• **Stated exercise**: Return every record exactly as written.

• **Records to use**:
# # #
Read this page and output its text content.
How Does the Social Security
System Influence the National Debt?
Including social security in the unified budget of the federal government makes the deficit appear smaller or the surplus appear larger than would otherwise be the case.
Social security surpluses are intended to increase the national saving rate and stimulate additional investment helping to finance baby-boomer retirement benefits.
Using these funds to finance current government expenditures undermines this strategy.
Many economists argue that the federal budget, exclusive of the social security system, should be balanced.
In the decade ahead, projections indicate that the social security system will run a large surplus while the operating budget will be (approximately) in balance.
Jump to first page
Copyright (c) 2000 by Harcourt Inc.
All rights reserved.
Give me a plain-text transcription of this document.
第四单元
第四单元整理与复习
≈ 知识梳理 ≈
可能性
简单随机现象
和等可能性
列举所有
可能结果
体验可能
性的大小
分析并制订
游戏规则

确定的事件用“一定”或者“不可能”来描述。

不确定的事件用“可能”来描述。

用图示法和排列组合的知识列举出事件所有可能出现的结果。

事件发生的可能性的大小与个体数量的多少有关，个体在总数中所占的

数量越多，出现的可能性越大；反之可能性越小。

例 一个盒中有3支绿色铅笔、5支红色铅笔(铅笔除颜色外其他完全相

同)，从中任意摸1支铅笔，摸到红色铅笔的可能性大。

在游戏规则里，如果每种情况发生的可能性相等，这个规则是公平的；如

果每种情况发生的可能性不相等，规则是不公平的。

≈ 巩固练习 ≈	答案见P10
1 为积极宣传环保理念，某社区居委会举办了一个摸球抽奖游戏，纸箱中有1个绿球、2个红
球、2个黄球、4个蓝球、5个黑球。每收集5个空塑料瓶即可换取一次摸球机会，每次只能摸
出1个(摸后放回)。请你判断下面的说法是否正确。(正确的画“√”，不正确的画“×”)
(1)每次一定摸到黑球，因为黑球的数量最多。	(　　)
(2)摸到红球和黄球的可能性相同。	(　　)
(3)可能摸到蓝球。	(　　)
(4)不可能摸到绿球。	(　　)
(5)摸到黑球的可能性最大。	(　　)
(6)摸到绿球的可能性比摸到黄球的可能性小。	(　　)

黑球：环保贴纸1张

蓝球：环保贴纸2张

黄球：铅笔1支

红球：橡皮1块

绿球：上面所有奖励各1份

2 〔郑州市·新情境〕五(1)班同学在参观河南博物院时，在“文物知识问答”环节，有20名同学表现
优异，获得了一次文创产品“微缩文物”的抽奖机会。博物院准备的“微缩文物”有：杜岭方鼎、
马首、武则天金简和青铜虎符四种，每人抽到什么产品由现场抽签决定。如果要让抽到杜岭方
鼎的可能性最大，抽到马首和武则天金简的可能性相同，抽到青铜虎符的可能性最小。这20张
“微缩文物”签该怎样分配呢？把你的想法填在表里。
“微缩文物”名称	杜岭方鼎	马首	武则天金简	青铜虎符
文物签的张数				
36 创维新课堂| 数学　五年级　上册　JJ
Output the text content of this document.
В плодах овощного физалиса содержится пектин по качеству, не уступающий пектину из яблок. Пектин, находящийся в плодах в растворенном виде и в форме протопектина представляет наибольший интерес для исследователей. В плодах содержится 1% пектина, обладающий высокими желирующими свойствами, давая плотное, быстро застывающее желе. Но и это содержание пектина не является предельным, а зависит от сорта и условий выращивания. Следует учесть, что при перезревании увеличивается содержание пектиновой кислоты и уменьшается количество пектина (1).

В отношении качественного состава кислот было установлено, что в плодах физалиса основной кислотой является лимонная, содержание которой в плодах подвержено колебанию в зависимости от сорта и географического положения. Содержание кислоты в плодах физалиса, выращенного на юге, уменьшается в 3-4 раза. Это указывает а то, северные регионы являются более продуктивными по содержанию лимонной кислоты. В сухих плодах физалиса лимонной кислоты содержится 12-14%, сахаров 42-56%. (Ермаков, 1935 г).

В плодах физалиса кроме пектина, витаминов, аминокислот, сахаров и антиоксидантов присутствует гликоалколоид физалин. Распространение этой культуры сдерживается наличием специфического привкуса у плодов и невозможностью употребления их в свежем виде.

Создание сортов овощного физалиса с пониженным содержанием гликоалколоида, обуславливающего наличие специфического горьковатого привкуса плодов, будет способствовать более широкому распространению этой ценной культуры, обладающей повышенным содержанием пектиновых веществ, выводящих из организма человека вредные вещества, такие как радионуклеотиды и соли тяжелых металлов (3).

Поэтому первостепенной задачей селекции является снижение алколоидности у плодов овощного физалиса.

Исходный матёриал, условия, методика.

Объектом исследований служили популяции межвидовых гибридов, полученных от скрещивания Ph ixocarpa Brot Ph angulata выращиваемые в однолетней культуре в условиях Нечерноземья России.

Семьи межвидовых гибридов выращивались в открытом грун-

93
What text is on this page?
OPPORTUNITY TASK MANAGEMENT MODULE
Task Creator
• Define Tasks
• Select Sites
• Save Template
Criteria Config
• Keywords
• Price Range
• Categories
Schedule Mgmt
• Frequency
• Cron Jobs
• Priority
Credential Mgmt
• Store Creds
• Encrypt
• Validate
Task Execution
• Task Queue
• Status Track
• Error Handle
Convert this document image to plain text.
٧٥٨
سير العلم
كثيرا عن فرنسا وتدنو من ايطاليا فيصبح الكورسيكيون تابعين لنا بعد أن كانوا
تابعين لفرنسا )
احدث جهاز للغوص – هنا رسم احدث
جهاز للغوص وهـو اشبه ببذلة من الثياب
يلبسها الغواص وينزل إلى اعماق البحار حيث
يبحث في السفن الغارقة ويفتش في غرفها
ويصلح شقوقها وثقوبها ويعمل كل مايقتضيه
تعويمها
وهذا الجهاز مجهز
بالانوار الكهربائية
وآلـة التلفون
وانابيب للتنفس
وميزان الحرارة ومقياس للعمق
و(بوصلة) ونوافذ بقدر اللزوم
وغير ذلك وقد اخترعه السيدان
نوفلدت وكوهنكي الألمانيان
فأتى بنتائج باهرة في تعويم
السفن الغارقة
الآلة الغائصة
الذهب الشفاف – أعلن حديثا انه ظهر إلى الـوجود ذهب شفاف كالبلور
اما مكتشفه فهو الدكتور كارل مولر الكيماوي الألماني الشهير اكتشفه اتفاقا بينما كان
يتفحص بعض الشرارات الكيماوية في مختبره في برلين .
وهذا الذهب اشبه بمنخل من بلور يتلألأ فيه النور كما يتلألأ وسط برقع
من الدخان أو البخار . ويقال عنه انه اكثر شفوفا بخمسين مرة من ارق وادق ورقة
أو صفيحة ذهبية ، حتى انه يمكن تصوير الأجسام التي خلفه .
# # #
• **Solution**:
Read this page and output its text content.
How Does the Social Security
System Influence the National Debt?
Including social security in the unified budget of the federal government makes the deficit appear smaller or the surplus appear larger than would otherwise be the case.
Social security surpluses are intended to increase the national saving rate and stimulate additional investment helping to finance baby-boomer retirement benefits.
Using these funds to finance current government expenditures undermines this strategy.
Many economists argue that the federal budget, exclusive of the social security system, should be balanced.
In the decade ahead, projections indicate that the social security system will run a large surplus while the operating budget will be (approximately) in balance.
Jump to first page
Copyright (c) 2000 by Harcourt Inc.
All rights reserved.
Give me a plain-text transcription of this document.
第四单元
第四单元整理与复习
≈ 知识梳理 ≈
可能性
简单随机现象
和等可能性
列举所有
可能结果
体验可能
性的大小
分析并制订
游戏规则

确定的事件用“一定”或者“不可能”来描述。

不确定的事件用“可能”来描述。

用图示法和排列组合的知识列举出事件所有可能出现的结果。

事件发生的可能性的大小与个体数量的多少有关，个体在总数中所占的

数量越多，出现的可能性越大；反之可能性越小。

例 一个盒中有3支绿色铅笔、5支红色铅笔(铅笔除颜色外其他完全相

同)，从中任意摸1支铅笔，摸到红色铅笔的可能性大。

在游戏规则里，如果每种情况发生的可能性相等，这个规则是公平的；如

果每种情况发生的可能性不相等，规则是不公平的。

≈ 巩固练习 ≈	答案见P10
1 为积极宣传环保理念，某社区居委会举办了一个摸球抽奖游戏，纸箱中有1个绿球、2个红
球、2个黄球、4个蓝球、5个黑球。每收集5个空塑料瓶即可换取一次摸球机会，每次只能摸
出1个(摸后放回)。请你判断下面的说法是否正确。(正确的画“√”，不正确的画“×”)
(1)每次一定摸到黑球，因为黑球的数量最多。	(　　)
(2)摸到红球和黄球的可能性相同。	(　　)
(3)可能摸到蓝球。	(　　)
(4)不可能摸到绿球。	(　　)
(5)摸到黑球的可能性最大。	(　　)
(6)摸到绿球的可能性比摸到黄球的可能性小。	(　　)

黑球：环保贴纸1张

蓝球：环保贴纸2张

黄球：铅笔1支

红球：橡皮1块

绿球：上面所有奖励各1份

2 〔郑州市·新情境〕五(1)班同学在参观河南博物院时，在“文物知识问答”环节，有20名同学表现
优异，获得了一次文创产品“微缩文物”的抽奖机会。博物院准备的“微缩文物”有：杜岭方鼎、
马首、武则天金简和青铜虎符四种，每人抽到什么产品由现场抽签决定。如果要让抽到杜岭方
鼎的可能性最大，抽到马首和武则天金简的可能性相同，抽到青铜虎符的可能性最小。这20张
“微缩文物”签该怎样分配呢？把你的想法填在表里。
“微缩文物”名称	杜岭方鼎	马首	武则天金简	青铜虎符
文物签的张数				
36 创维新课堂| 数学　五年级　上册　JJ
Output the text content of this document.
В плодах овощного физалиса содержится пектин по качеству, не уступающий пектину из яблок. Пектин, находящийся в плодах в растворенном виде и в форме протопектина представляет наибольший интерес для исследователей. В плодах содержится 1% пектина, обладающий высокими желирующими свойствами, давая плотное, быстро застывающее желе. Но и это содержание пектина не является предельным, а зависит от сорта и условий выращивания. Следует учесть, что при перезревании увеличивается содержание пектиновой кислоты и уменьшается количество пектина (1).

В отношении качественного состава кислот было установлено, что в плодах физалиса основной кислотой является лимонная, содержание которой в плодах подвержено колебанию в зависимости от сорта и географического положения. Содержание кислоты в плодах физалиса, выращенного на юге, уменьшается в 3-4 раза. Это указывает а то, северные регионы являются более продуктивными по содержанию лимонной кислоты. В сухих плодах физалиса лимонной кислоты содержится 12-14%, сахаров 42-56%. (Ермаков, 1935 г).

В плодах физалиса кроме пектина, витаминов, аминокислот, сахаров и антиоксидантов присутствует гликоалколоид физалин. Распространение этой культуры сдерживается наличием специфического привкуса у плодов и невозможностью употребления их в свежем виде.

Создание сортов овощного физалиса с пониженным содержанием гликоалколоида, обуславливающего наличие специфического горьковатого привкуса плодов, будет способствовать более широкому распространению этой ценной культуры, обладающей повышенным содержанием пектиновых веществ, выводящих из организма человека вредные вещества, такие как радионуклеотиды и соли тяжелых металлов (3).

Поэтому первостепенной задачей селекции является снижение алколоидности у плодов овощного физалиса.

Исходный матёриал, условия, методика.

Объектом исследований служили популяции межвидовых гибридов, полученных от скрещивания Ph ixocarpa Brot Ph angulata выращиваемые в однолетней культуре в условиях Нечерноземья России.

Семьи межвидовых гибридов выращивались в открытом грун-

93
What text is on this page?
OPPORTUNITY TASK MANAGEMENT MODULE
Task Creator
• Define Tasks
• Select Sites
• Save Template
Criteria Config
• Keywords
• Price Range
• Categories
Schedule Mgmt
• Frequency
• Cron Jobs
• Priority
Credential Mgmt
• Store Creds
• Encrypt
• Validate
Task Execution
• Task Queue
• Status Track
• Error Handle
Convert this document image to plain text.
٧٥٨
سير العلم
كثيرا عن فرنسا وتدنو من ايطاليا فيصبح الكورسيكيون تابعين لنا بعد أن كانوا
تابعين لفرنسا )
احدث جهاز للغوص – هنا رسم احدث
جهاز للغوص وهـو اشبه ببذلة من الثياب
يلبسها الغواص وينزل إلى اعماق البحار حيث
يبحث في السفن الغارقة ويفتش في غرفها
ويصلح شقوقها وثقوبها ويعمل كل مايقتضيه
تعويمها
وهذا الجهاز مجهز
بالانوار الكهربائية
وآلـة التلفون
وانابيب للتنفس
وميزان الحرارة ومقياس للعمق
و(بوصلة) ونوافذ بقدر اللزوم
وغير ذلك وقد اخترعه السيدان
نوفلدت وكوهنكي الألمانيان
فأتى بنتائج باهرة في تعويم
السفن الغارقة
الآلة الغائصة
الذهب الشفاف – أعلن حديثا انه ظهر إلى الـوجود ذهب شفاف كالبلور
اما مكتشفه فهو الدكتور كارل مولر الكيماوي الألماني الشهير اكتشفه اتفاقا بينما كان
يتفحص بعض الشرارات الكيماوية في مختبره في برلين .
وهذا الذهب اشبه بمنخل من بلور يتلألأ فيه النور كما يتلألأ وسط برقع
من الدخان أو البخار . ويقال عنه انه اكثر شفوفا بخمسين مرة من ارق وادق ورقة
أو صفيحة ذهبية ، حتى انه يمكن تصوير الأجسام التي خلفه .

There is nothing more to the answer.